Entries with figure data
>> Begin

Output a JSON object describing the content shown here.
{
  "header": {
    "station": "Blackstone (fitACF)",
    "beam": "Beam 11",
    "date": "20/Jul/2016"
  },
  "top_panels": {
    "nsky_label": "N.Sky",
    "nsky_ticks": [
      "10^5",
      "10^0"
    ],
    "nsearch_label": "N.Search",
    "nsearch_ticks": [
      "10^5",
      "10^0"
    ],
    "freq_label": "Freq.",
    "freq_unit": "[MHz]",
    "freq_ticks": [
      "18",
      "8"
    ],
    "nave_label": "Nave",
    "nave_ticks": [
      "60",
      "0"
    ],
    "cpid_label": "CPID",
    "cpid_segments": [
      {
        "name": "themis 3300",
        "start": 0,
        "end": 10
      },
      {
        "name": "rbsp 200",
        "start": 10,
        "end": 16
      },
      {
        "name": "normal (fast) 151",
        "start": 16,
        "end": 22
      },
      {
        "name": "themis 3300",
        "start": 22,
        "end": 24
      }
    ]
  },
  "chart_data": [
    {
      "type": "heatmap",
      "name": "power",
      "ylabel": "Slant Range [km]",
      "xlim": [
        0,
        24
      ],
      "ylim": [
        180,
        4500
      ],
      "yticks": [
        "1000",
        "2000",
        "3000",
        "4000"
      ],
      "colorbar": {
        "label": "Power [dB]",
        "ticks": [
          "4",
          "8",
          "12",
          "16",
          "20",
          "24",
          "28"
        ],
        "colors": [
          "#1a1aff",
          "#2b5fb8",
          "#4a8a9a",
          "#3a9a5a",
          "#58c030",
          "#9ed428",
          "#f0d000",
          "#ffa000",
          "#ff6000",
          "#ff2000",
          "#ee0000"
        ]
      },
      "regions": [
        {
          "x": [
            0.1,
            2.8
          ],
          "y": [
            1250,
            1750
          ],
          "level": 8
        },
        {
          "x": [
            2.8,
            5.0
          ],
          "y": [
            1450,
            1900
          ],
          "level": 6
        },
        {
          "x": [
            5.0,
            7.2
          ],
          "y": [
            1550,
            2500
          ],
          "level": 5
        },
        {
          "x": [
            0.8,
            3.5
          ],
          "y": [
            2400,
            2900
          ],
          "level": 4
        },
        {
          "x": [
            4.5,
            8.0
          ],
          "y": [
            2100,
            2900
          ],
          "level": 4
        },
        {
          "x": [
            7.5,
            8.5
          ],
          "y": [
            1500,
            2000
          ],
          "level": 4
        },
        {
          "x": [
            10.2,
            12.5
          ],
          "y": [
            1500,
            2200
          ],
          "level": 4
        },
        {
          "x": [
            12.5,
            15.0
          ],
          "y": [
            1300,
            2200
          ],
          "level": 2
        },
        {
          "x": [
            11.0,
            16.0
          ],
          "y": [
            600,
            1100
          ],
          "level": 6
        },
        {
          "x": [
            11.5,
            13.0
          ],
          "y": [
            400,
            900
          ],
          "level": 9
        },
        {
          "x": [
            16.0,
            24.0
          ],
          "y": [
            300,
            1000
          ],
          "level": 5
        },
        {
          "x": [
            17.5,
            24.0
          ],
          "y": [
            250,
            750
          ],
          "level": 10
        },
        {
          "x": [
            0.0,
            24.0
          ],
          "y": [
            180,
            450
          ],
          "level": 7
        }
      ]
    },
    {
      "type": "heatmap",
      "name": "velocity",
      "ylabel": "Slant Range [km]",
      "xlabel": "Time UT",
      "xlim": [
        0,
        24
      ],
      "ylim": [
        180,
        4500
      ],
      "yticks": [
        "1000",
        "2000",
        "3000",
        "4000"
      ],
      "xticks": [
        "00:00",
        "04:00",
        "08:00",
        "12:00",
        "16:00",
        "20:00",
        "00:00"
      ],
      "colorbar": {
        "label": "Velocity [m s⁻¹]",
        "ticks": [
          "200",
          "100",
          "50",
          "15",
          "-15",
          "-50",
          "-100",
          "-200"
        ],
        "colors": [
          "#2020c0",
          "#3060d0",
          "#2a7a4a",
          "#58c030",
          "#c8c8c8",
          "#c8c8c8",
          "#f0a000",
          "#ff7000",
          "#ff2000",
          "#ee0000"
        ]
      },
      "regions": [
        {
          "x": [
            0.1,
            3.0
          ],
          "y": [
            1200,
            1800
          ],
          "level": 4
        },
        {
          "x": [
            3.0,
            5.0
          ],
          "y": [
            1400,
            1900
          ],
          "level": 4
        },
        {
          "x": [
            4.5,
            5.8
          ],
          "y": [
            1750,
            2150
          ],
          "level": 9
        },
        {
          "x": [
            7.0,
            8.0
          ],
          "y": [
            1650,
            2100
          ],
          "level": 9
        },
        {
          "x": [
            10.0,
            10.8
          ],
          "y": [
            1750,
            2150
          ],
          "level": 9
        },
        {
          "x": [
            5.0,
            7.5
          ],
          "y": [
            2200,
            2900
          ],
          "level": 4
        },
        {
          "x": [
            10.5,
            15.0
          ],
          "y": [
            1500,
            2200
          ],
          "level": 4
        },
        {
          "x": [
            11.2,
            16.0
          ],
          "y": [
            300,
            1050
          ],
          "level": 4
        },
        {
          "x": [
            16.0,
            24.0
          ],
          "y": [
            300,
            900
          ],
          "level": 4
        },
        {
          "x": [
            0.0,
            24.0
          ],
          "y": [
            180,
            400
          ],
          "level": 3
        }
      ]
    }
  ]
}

>> End

## WHAT THE TASK ASKS
Output all of the material, please, exactly as it stands.

## THE SOLUTION
Output a JSON object describing the content shown here.
{
  "header": {
    "station": "Blackstone (fitACF)",
    "beam": "Beam 11",
    "date": "20/Jul/2016"
  },
  "top_panels": {
    "nsky_label": "N.Sky",
    "nsky_ticks": [
      "10^5",
      "10^0"
    ],
    "nsearch_label": "N.Search",
    "nsearch_ticks": [
      "10^5",
      "10^0"
    ],
    "freq_label": "Freq.",
    "freq_unit": "[MHz]",
    "freq_ticks": [
      "18",
      "8"
    ],
    "nave_label": "Nave",
    "nave_ticks": [
      "60",
      "0"
    ],
    "cpid_label": "CPID",
    "cpid_segments": [
      {
        "name": "themis 3300",
        "start": 0,
        "end": 10
      },
      {
        "name": "rbsp 200",
        "start": 10,
        "end": 16
      },
      {
        "name": "normal (fast) 151",
        "start": 16,
        "end": 22
      },
      {
        "name": "themis 3300",
        "start": 22,
        "end": 24
      }
    ]
  },
  "chart_data": [
    {
      "type": "heatmap",
      "name": "power",
      "ylabel": "Slant Range [km]",
      "xlim": [
        0,
        24
      ],
      "ylim": [
        180,
        4500
      ],
      "yticks": [
        "1000",
        "2000",
        "3000",
        "4000"
      ],
      "colorbar": {
        "label": "Power [dB]",
        "ticks": [
          "4",
          "8",
          "12",
          "16",
          "20",
          "24",
          "28"
        ],
        "colors": [
          "#1a1aff",
          "#2b5fb8",
          "#4a8a9a",
          "#3a9a5a",
          "#58c030",
          "#9ed428",
          "#f0d000",
          "#ffa000",
          "#ff6000",
          "#ff2000",
          "#ee0000"
        ]
      },
      "regions": [
        {
          "x": [
            0.1,
            2.8
          ],
          "y": [
            1250,
            1750
          ],
          "level": 8
        },
        {
          "x": [
            2.8,
            5.0
          ],
          "y": [
            1450,
            1900
          ],
          "level": 6
        },
        {
          "x": [
            5.0,
            7.2
          ],
          "y": [
            1550,
            2500
          ],
          "level": 5
        },
        {
          "x": [
            0.8,
            3.5
          ],
          "y": [
            2400,
            2900
          ],
          "level": 4
        },
        {
          "x": [
            4.5,
            8.0
          ],
          "y": [
            2100,
            2900
          ],
          "level": 4
        },
        {
          "x": [
            7.5,
            8.5
          ],
          "y": [
            1500,
            2000
          ],
          "level": 4
        },
        {
          "x": [
            10.2,
            12.5
          ],
          "y": [
            1500,
            2200
          ],
          "level": 4
        },
        {
          "x": [
            12.5,
            15.0
          ],
          "y": [
            1300,
            2200
          ],
          "level": 2
        },
        {
          "x": [
            11.0,
            16.0
          ],
          "y": [
            600,
            1100
          ],
          "level": 6
        },
        {
          "x": [
            11.5,
            13.0
          ],
          "y": [
            400,
            900
          ],
          "level": 9
        },
        {
          "x": [
            16.0,
            24.0
          ],
          "y": [
            300,
            1000
          ],
          "level": 5
        },
        {
          "x": [
            17.5,
            24.0
          ],
          "y": [
            250,
            750
          ],
          "level": 10
        },
        {
          "x": [
            0.0,
            24.0
          ],
          "y": [
            180,
            450
          ],
          "level": 7
        }
      ]
    },
    {
      "type": "heatmap",
      "name": "velocity",
      "ylabel": "Slant Range [km]",
      "xlabel": "Time UT",
      "xlim": [
        0,
        24
      ],
      "ylim": [
        180,
        4500
      ],
      "yticks": [
        "1000",
        "2000",
        "3000",
        "4000"
      ],
      "xticks": [
        "00:00",
        "04:00",
        "08:00",
        "12:00",
        "16:00",
        "20:00",
        "00:00"
      ],
      "colorbar": {
        "label": "Velocity [m s⁻¹]",
        "ticks": [
          "200",
          "100",
          "50",
          "15",
          "-15",
          "-50",
          "-100",
          "-200"
        ],
        "colors": [
          "#2020c0",
          "#3060d0",
          "#2a7a4a",
          "#58c030",
          "#c8c8c8",
          "#c8c8c8",
          "#f0a000",
          "#ff7000",
          "#ff2000",
          "#ee0000"
        ]
      },
      "regions": [
        {
          "x": [
            0.1,
            3.0
          ],
          "y": [
            1200,
            1800
          ],
          "level": 4
        },
        {
          "x": [
            3.0,
            5.0
          ],
          "y": [
            1400,
            1900
          ],
          "level": 4
        },
        {
          "x": [
            4.5,
            5.8
          ],
          "y": [
            1750,
            2150
          ],
          "level": 9
        },
        {
          "x": [
            7.0,
            8.0
          ],
          "y": [
            1650,
            2100
          ],
          "level": 9
        },
        {
          "x": [
            10.0,
            10.8
          ],
          "y": [
            1750,
            2150
          ],
          "level": 9
        },
        {
          "x": [
            5.0,
            7.5
          ],
          "y": [
            2200,
            2900
          ],
          "level": 4
        },
        {
          "x": [
            10.5,
            15.0
          ],
          "y": [
            1500,
            2200
          ],
          "level": 4
        },
        {
          "x": [
            11.2,
            16.0
          ],
          "y": [
            300,
            1050
          ],
          "level": 4
        },
        {
          "x": [
            16.0,
            24.0
          ],
          "y": [
            300,
            900
          ],
          "level": 4
        },
        {
          "x": [
            0.0,
            24.0
          ],
          "y": [
            180,
            400
          ],
          "level": 3
        }
      ]
    }
  ]
}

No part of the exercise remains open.